Section du texte:
··········
Lodewijk Frans Asscher : J’aimerais tout d’abord dissiper un
malentendu : l’éventuelle résiliation de la convention de
sécurité sociale entre les Pays-Bas et le Maroc n’aurait aucune
influence sur les retraites. À l’heure actuelle, les Pays-Bas
versent des pensions de retraite (AOW) à 12.500 ayants droit au
Maroc, pour un montant total d’environ 67 millions d’euros par an.
L’éventuelle résiliation de la convention n’y changerait rien.
Par ailleurs, le droit à une pension AOW (jusqu’à hauteur de la
pension pour personne mariée) est indépendant de la convention. Les
personnes qui vivent actuellement aux Pays-Bas mais envisagent de
s’installer à l’avenir au Maroc conserveront les droits à
l’AOW qu’ils ont constitués ou vont encore constituer.

De quoi s’agit-il alors ? Pourquoi les Pays-Bas veulent-ils modifier
la convention de sécurité sociale conclue avec le Maroc en 1972 ?
Au début des années 70, les Pays-Bas ont signé une convention de
sécurité sociale avec le Maroc, comme ils l’ont fait avec de
nombreux pays situés hors de l’Union européenne. Ces conventions
n’ont pas toujours suivi les évolutions en matière de sécurité
sociale aux Pays-Bas. C’est la raison pour laquelle les Pays-Bas ont
engagé le dialogue avec de nombreux pays, dont le Maroc, pour adapter
ces conventions à la situation actuelle.  La décision de déposer un
projet de loi autorisant la dénonciation de la convention n’a pas
été prise à la légère. Les Pays-Bas essaient depuis 2011 de
modifier la convention en concertation avec le Maroc, en vain hélas.
Les multiples entretiens n’ont abouti à aucun résultat. Le
Parlement néerlandais a alors appelé le gouvernement, à défaut
d’accord, à dénoncer la convention. Si le Parlement adopte le
projet de dénonciation unilatérale qui lui a été soumis, la
convention pourra être résiliée au plus tôt au 1er janvier 2016.
En conséquence, les personnes qui perçoivent au Maroc des
prestations familiales ou un complément d’allocation pour enfant à
charge perdraient leurs droits en la matière à compter du 1er
juillet 2016 (soit 6 mois après la résiliation de la convention).
Toutes les personnes touchant, au 31 décembre 2015, une autre
allocation ou une pension AOW conserveront leurs droits. Cela signifie
concrètement que 97% des allocations actuellement versées
continueront de l’être. Ces personnes ne verront pas leur
allocation diminuer suite à une éventuelle dénonciation de la
convention, qui n’aura donc aucun effet pour elles.

Plus que de convaincre les membres du gouvernement néerlandais, quels
autres obstacles  devrez-vous surmonter pour parvenir à la
dénonciation de cette convention ?
Une majorité du Parlement néerlandais a réclamé la dénonciation
de la convention de sécurité sociale en l’absence d’accord avec
le Maroc sur sa modification. Un projet de loi autorisant cette
dénonciation a été déposé. Il revient maintenant au Parlement de
l’examiner et de se prononcer.
··········
Extraits de données:
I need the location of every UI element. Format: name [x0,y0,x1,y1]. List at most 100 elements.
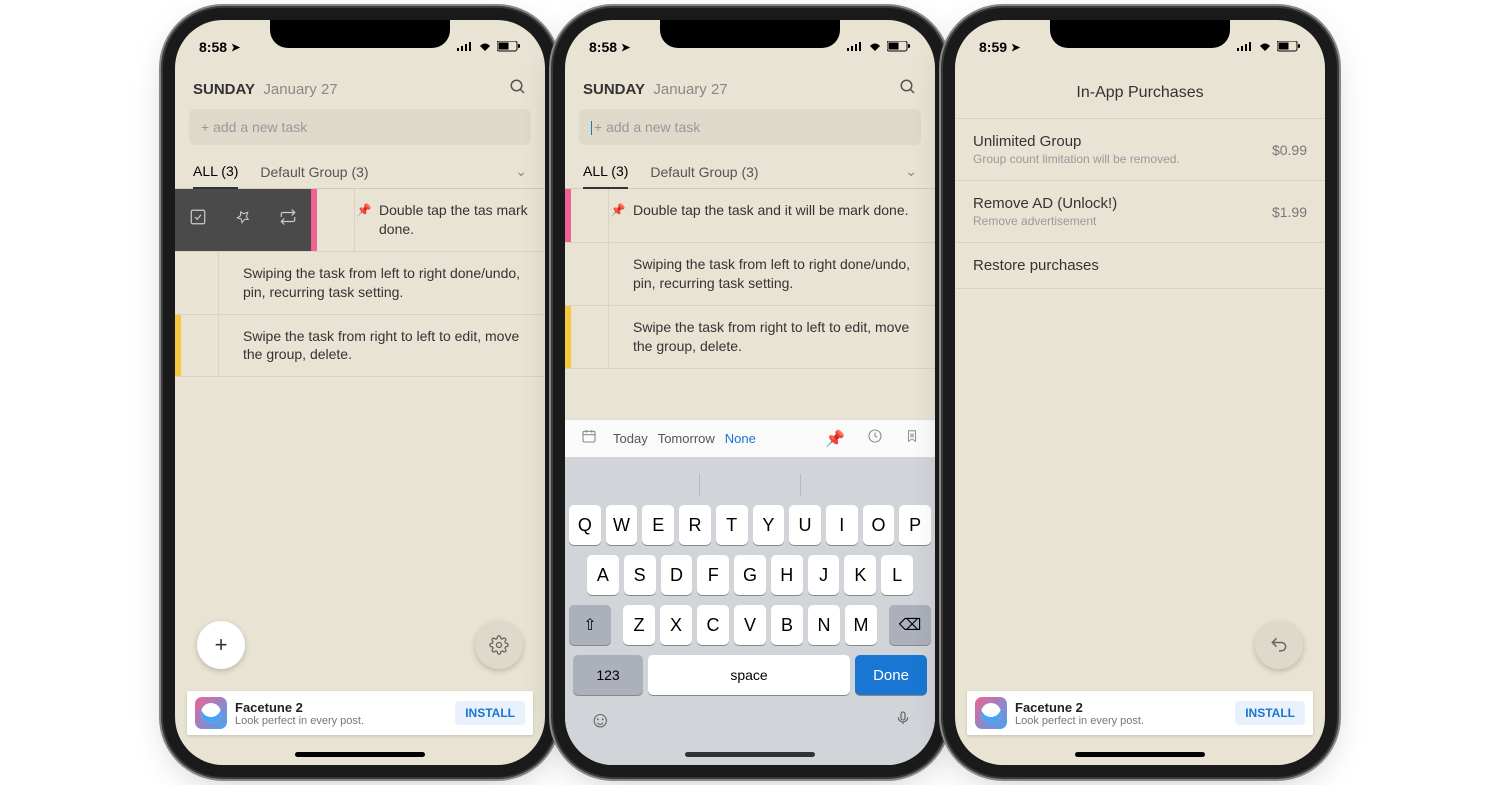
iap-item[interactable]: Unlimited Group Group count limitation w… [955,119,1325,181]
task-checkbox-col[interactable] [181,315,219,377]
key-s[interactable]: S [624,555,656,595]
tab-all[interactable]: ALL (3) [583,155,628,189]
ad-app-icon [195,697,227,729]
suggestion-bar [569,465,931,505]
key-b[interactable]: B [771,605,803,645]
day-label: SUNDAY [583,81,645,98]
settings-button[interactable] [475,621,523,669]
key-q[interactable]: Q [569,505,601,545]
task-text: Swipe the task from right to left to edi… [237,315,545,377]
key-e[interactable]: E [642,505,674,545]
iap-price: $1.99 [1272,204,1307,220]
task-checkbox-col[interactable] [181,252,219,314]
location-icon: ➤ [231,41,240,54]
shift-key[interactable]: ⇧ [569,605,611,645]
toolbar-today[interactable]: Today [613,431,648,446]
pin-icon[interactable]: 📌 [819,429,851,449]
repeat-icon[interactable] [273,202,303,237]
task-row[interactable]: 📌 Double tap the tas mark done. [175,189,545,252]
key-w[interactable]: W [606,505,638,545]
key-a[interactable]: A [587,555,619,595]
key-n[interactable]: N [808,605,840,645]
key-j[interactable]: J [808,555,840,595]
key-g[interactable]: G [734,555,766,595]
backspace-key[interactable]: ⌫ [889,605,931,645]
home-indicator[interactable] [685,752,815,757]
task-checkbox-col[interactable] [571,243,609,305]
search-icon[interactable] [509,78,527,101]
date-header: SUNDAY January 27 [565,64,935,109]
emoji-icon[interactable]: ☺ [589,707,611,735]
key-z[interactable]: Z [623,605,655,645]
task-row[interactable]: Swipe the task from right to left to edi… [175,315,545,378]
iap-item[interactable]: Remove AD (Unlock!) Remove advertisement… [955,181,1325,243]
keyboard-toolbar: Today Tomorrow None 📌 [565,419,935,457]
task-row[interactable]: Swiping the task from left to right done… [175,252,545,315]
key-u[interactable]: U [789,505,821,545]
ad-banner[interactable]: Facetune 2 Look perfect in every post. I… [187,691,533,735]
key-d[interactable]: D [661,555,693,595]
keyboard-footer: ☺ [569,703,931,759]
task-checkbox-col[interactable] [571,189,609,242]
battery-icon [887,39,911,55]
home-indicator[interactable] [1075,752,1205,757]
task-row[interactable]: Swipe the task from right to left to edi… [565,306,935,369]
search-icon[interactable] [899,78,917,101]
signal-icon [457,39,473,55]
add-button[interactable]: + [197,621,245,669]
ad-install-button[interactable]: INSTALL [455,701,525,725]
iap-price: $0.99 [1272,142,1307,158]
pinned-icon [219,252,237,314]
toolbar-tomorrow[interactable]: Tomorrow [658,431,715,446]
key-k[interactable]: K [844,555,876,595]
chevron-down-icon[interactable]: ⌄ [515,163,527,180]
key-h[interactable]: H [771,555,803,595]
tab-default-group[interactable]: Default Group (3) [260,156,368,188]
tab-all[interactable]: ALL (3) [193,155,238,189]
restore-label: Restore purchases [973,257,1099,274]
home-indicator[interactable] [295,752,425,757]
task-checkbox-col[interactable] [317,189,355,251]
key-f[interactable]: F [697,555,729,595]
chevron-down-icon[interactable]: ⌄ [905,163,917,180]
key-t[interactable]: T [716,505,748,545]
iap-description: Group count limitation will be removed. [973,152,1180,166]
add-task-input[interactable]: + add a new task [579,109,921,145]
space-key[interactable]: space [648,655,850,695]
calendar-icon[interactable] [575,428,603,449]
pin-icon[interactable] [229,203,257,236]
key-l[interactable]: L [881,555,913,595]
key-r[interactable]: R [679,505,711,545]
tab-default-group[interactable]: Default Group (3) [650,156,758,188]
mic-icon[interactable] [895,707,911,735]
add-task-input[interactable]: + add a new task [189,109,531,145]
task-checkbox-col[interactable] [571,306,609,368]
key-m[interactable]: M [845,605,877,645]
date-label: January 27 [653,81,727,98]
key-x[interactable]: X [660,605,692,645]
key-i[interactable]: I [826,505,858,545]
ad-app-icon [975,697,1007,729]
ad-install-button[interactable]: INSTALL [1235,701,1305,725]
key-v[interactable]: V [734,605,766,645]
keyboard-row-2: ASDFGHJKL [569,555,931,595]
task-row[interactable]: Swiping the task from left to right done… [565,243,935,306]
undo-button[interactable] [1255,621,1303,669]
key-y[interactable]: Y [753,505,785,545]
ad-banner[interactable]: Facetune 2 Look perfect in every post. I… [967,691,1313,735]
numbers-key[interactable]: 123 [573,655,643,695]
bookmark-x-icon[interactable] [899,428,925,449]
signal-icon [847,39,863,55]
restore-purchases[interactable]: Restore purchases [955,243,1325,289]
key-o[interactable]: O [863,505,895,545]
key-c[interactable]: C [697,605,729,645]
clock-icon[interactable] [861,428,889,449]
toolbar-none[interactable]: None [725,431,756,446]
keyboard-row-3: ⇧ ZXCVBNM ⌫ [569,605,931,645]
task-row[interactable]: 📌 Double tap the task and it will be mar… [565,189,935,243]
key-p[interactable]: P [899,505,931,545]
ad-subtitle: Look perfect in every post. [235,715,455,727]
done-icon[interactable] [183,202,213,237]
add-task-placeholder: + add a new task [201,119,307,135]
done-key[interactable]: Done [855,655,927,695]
··········
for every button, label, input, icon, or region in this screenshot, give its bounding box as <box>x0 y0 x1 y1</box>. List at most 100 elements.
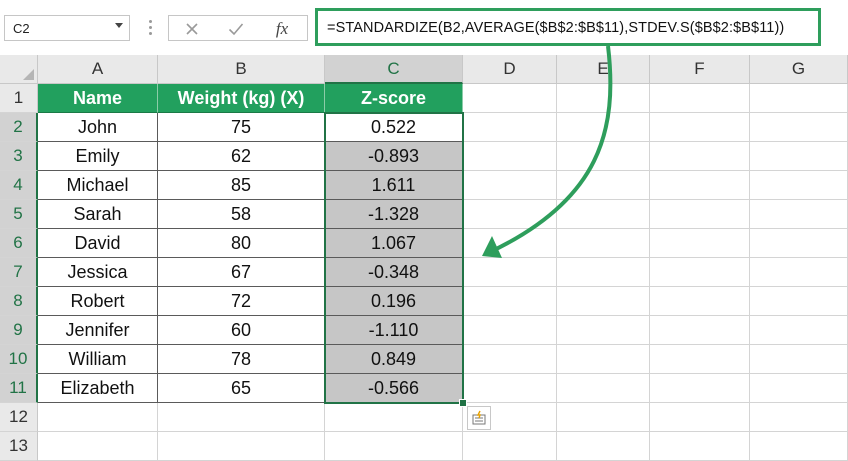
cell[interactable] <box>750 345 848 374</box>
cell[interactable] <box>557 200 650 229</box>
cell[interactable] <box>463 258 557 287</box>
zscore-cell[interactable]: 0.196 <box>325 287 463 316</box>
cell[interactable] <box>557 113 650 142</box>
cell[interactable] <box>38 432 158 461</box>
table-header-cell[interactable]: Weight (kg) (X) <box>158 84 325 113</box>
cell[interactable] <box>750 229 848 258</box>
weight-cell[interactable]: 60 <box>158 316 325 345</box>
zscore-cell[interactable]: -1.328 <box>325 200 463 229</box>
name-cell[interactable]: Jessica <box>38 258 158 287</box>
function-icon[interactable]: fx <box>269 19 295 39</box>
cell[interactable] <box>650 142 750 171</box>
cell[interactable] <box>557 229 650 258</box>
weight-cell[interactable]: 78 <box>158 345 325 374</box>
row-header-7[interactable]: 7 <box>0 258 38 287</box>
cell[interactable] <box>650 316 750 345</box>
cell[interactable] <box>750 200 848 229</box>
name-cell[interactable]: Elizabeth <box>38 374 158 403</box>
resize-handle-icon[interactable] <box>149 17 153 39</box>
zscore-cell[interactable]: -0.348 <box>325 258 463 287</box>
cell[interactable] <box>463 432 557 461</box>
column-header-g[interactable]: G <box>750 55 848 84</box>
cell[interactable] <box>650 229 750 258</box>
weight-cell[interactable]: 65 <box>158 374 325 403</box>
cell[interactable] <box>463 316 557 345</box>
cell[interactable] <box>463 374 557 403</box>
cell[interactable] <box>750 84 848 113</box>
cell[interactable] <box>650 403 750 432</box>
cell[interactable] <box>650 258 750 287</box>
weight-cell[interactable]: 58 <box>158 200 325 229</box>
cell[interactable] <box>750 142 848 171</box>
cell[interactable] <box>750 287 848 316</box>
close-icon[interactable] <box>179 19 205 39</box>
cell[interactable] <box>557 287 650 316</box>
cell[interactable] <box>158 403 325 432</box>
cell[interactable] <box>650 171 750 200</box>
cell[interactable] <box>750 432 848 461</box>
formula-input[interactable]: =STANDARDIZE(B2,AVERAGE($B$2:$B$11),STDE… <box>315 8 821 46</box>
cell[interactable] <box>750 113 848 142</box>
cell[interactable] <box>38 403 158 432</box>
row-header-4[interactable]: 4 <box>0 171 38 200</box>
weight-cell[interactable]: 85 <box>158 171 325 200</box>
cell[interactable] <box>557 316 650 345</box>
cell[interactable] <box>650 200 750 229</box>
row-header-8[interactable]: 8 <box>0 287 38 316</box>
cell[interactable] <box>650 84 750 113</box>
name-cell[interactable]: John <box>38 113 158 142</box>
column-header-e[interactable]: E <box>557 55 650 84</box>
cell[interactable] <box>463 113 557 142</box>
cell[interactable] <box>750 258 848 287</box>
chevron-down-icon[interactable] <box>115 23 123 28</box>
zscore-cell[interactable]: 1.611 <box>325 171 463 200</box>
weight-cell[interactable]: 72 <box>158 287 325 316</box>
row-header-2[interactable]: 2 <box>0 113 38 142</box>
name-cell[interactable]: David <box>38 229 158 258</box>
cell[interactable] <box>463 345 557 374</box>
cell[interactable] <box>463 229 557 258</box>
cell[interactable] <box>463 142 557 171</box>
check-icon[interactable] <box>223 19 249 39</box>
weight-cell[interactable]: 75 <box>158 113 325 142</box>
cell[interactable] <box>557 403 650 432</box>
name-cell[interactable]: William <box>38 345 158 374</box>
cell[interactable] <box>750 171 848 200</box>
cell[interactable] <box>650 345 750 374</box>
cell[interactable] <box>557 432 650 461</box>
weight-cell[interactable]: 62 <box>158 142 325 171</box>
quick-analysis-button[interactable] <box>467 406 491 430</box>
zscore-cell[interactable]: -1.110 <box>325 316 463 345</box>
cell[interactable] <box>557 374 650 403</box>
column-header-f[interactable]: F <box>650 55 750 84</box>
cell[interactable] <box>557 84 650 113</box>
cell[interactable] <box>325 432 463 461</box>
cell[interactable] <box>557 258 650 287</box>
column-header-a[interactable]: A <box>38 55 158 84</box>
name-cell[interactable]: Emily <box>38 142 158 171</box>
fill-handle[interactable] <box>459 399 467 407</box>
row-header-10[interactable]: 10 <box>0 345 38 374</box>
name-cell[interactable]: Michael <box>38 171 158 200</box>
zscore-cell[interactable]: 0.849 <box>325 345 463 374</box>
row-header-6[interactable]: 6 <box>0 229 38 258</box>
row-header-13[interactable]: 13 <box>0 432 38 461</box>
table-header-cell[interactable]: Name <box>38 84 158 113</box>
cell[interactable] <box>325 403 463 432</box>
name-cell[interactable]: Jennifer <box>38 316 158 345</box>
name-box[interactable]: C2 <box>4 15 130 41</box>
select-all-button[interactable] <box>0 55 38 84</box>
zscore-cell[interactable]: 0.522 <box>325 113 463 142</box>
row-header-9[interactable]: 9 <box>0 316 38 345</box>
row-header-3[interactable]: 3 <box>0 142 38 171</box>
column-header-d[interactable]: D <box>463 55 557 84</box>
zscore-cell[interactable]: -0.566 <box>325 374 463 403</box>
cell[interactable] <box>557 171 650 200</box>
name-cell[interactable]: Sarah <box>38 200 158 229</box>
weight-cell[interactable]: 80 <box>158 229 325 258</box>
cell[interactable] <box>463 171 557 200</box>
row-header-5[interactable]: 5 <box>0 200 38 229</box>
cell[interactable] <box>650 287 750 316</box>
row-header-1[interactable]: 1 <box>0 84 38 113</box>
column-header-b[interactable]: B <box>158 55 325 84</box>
··········
Exercice:
Répondez à ces questions d'après le texte sur la convention de sécurité sociale avec le Maroc :
(a) Combien d'ayants droit au Maroc touchent une pension AOW versée par les Pays-Bas ?
(b) Depuis quelle année les Pays-Bas essaient-ils de modifier la convention avec le Maroc ?
(c) À partir de quelle date les personnes qui touchent au Maroc des prestations familiales perdraient-elles leurs droits ?
Le listing n'a aucun lien avec le texte.

Résultat ci-dessous:
(a) 12.500 ayants droit.
(b) Depuis 2011.
(c) À partir du 1er juillet 2016.